====== Entries supplied ======
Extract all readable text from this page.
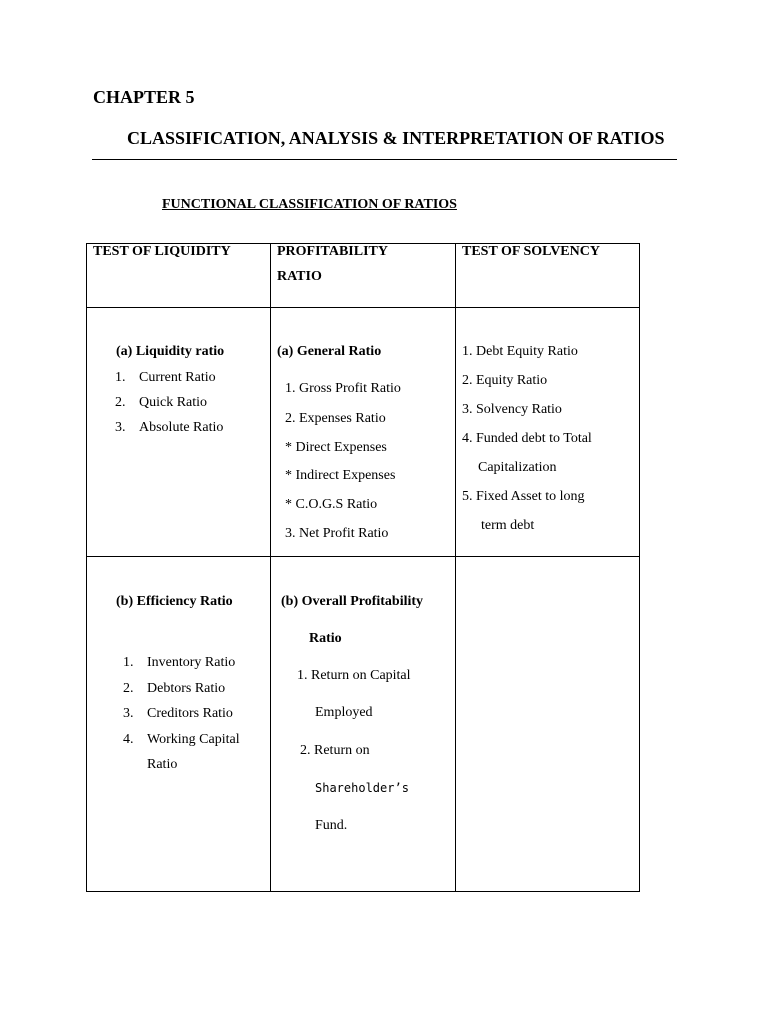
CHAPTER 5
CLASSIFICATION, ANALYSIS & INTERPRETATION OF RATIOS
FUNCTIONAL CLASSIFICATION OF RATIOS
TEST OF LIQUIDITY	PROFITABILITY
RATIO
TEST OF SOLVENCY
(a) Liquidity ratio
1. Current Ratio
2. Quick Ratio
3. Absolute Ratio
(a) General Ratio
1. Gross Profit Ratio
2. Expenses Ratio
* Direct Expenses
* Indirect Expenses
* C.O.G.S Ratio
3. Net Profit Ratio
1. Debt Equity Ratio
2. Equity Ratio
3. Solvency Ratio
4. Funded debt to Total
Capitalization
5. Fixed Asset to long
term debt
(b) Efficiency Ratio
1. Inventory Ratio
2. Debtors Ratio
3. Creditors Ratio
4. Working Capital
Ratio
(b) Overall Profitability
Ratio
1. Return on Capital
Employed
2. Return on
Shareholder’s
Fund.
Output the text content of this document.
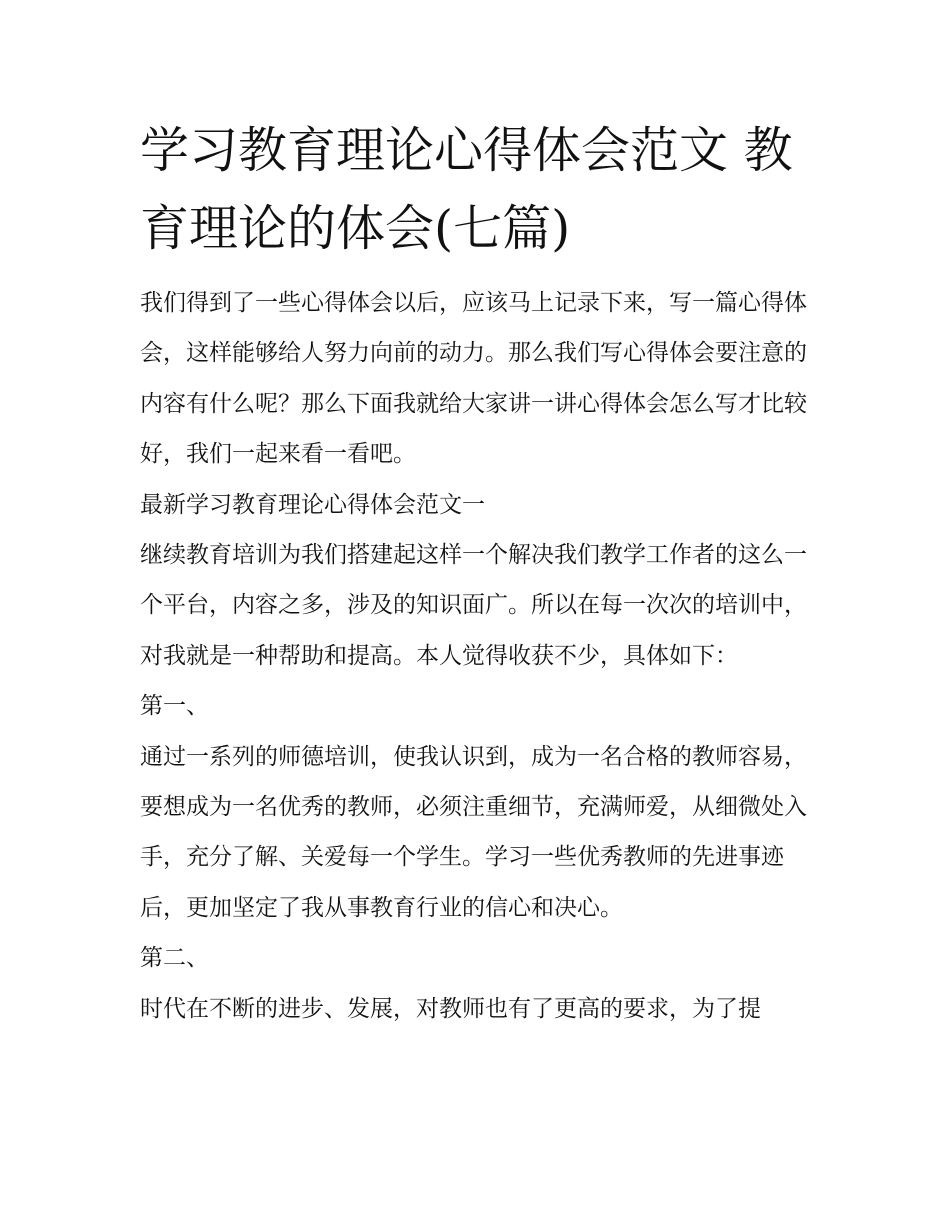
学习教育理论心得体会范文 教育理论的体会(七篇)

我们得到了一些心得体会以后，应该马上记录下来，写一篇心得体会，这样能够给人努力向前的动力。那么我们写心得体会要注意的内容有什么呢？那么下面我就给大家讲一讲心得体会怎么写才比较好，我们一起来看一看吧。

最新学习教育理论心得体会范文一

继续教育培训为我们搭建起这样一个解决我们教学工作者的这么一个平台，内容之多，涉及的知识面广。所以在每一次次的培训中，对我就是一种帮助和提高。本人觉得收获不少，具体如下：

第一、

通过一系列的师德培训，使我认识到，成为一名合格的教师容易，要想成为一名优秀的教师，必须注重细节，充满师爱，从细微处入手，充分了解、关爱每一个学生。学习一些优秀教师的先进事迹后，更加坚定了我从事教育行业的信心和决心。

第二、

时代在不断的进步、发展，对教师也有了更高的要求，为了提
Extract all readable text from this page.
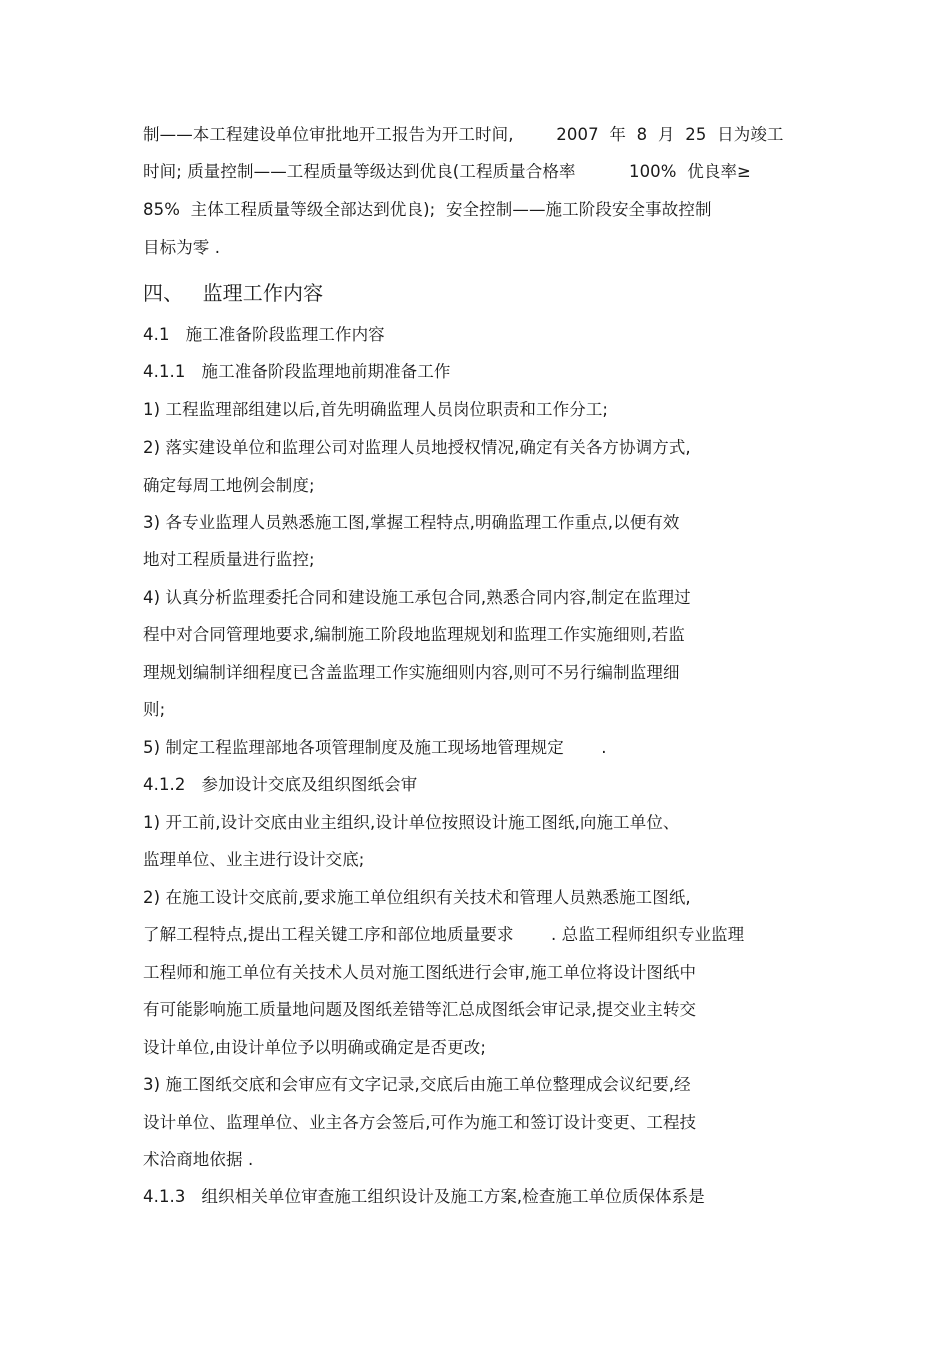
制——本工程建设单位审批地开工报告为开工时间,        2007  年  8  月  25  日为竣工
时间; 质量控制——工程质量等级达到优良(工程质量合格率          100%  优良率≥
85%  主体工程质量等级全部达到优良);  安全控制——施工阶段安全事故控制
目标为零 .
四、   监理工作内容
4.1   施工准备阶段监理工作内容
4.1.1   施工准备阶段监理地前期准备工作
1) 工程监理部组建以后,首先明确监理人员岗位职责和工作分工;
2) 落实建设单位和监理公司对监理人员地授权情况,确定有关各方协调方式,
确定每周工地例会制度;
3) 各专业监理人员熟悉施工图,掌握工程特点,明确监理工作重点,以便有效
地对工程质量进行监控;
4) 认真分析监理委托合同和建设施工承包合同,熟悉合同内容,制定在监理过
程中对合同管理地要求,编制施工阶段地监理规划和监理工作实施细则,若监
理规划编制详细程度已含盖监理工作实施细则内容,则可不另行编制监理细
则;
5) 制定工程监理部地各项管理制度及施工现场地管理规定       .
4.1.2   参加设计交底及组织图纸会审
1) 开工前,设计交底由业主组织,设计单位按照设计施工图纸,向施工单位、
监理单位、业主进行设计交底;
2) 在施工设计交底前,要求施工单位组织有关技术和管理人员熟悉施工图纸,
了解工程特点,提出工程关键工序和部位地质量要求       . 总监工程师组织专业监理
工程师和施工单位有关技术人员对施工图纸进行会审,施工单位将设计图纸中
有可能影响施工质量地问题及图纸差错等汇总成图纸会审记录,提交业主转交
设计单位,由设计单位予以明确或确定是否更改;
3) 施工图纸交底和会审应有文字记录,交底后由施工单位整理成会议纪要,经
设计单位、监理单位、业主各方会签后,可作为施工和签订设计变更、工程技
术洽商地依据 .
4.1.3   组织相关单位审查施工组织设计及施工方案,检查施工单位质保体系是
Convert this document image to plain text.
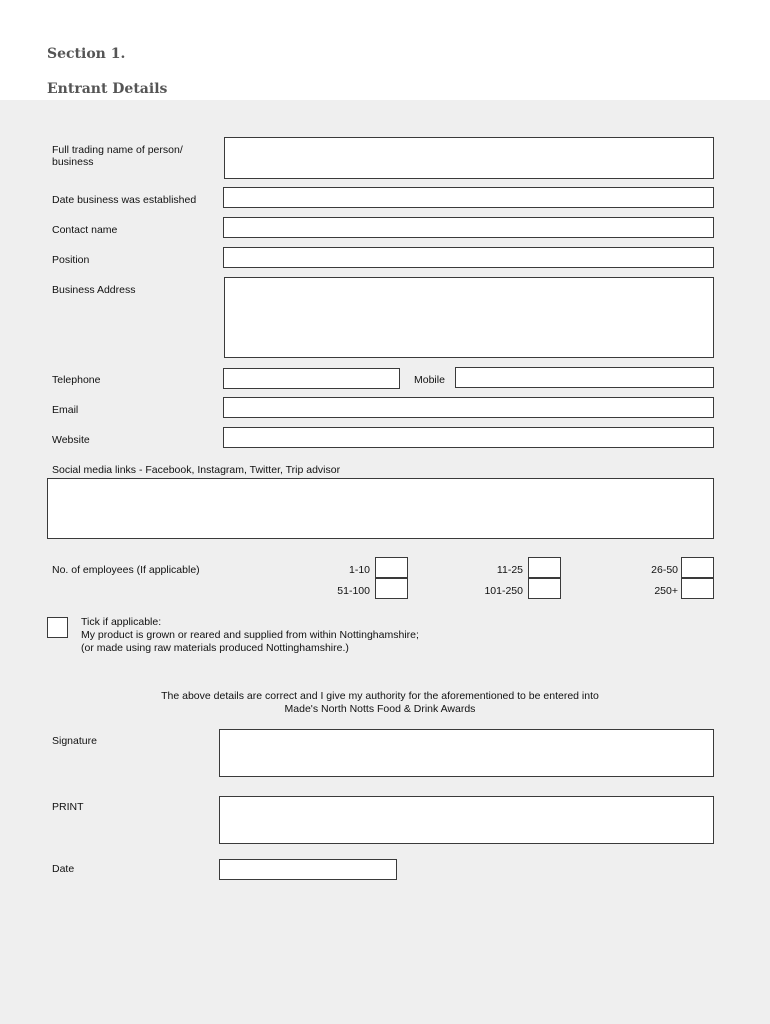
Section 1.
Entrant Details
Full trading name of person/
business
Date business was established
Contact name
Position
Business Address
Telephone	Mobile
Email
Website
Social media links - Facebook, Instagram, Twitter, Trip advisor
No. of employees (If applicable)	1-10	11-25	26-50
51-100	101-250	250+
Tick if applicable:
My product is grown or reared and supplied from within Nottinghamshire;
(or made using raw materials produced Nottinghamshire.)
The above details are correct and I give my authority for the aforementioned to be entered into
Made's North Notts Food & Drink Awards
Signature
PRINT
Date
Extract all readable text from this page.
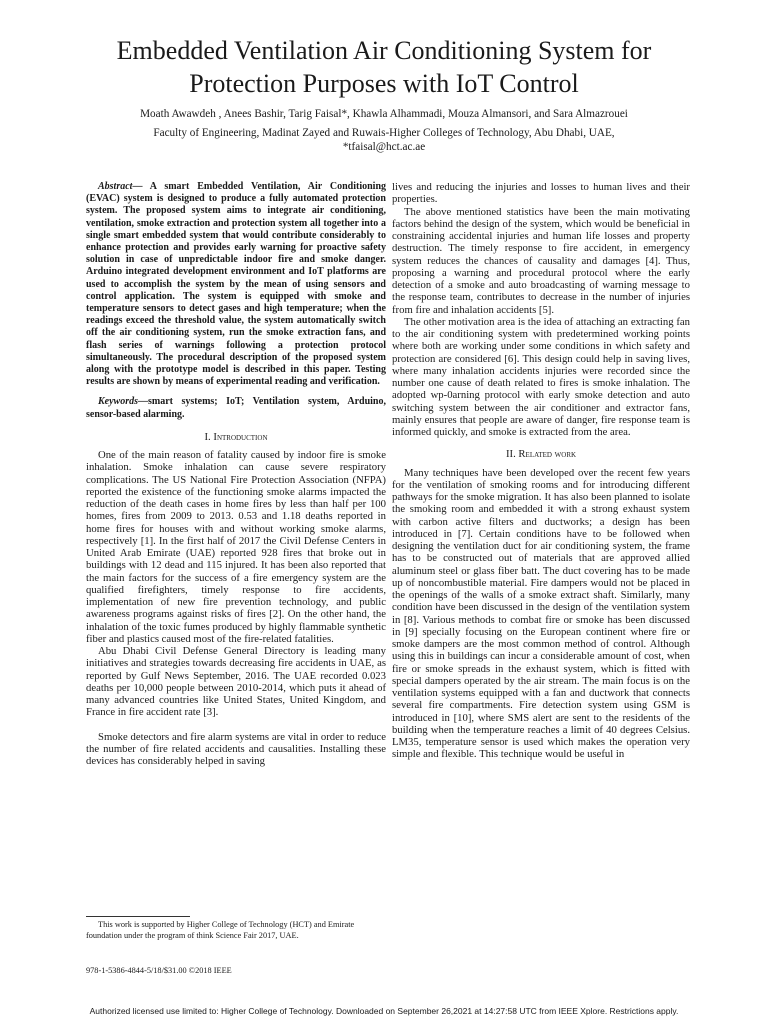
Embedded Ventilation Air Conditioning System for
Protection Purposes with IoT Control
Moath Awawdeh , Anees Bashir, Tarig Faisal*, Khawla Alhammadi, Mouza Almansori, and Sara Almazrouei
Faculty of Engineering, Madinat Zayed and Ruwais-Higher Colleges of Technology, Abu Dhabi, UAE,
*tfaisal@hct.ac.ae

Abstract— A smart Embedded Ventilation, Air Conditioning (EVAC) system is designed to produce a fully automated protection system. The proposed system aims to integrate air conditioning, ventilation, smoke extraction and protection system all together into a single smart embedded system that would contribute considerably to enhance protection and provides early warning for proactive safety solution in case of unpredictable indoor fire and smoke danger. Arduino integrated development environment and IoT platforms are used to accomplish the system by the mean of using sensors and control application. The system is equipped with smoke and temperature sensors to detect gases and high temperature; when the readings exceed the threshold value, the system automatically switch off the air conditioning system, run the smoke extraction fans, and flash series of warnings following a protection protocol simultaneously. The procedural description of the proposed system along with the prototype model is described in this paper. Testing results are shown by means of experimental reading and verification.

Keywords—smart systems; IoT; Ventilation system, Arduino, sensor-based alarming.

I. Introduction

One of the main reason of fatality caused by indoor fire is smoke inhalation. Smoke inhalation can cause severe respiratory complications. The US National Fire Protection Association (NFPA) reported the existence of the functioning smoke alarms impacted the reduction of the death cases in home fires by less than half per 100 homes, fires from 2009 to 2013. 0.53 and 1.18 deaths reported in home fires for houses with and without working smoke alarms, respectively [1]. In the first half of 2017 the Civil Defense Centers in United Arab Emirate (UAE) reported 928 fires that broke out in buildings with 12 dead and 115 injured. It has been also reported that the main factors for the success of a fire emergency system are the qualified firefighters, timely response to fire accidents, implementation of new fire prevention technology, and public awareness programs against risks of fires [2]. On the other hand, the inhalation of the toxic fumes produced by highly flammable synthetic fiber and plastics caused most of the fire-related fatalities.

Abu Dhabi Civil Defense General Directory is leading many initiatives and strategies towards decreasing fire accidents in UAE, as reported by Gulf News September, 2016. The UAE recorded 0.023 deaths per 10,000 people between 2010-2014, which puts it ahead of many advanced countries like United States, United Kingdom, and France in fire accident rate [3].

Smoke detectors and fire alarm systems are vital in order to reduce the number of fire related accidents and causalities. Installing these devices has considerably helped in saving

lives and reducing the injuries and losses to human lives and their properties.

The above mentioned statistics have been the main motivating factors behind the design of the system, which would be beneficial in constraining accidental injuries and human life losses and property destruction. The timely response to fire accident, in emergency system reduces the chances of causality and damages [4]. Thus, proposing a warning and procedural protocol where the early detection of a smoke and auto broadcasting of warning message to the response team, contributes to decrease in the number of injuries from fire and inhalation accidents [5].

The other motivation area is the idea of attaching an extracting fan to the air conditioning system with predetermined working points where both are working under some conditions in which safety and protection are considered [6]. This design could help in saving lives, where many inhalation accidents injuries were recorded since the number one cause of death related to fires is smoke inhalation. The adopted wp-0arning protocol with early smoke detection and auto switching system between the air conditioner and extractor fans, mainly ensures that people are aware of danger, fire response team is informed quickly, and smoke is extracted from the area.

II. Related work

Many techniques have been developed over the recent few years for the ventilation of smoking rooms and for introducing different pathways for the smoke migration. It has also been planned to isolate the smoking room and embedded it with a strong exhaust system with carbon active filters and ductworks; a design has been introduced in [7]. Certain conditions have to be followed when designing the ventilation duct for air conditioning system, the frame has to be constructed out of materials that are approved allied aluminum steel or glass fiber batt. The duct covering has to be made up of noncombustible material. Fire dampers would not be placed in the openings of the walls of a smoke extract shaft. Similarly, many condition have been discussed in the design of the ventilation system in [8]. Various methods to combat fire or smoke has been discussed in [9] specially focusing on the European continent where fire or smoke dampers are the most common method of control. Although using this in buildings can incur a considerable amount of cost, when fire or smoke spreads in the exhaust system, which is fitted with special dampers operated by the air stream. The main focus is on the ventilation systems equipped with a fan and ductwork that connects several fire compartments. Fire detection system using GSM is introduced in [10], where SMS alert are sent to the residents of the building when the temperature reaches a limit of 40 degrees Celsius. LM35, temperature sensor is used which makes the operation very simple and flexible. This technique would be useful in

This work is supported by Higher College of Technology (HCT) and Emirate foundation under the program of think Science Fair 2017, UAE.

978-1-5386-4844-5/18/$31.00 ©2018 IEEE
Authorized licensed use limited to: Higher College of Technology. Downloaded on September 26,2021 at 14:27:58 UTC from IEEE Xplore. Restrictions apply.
======
• [What this task involves]:
Supply the count of lines in the entries that contain the word "losses", and nothing besides.

• [Written solution]:
2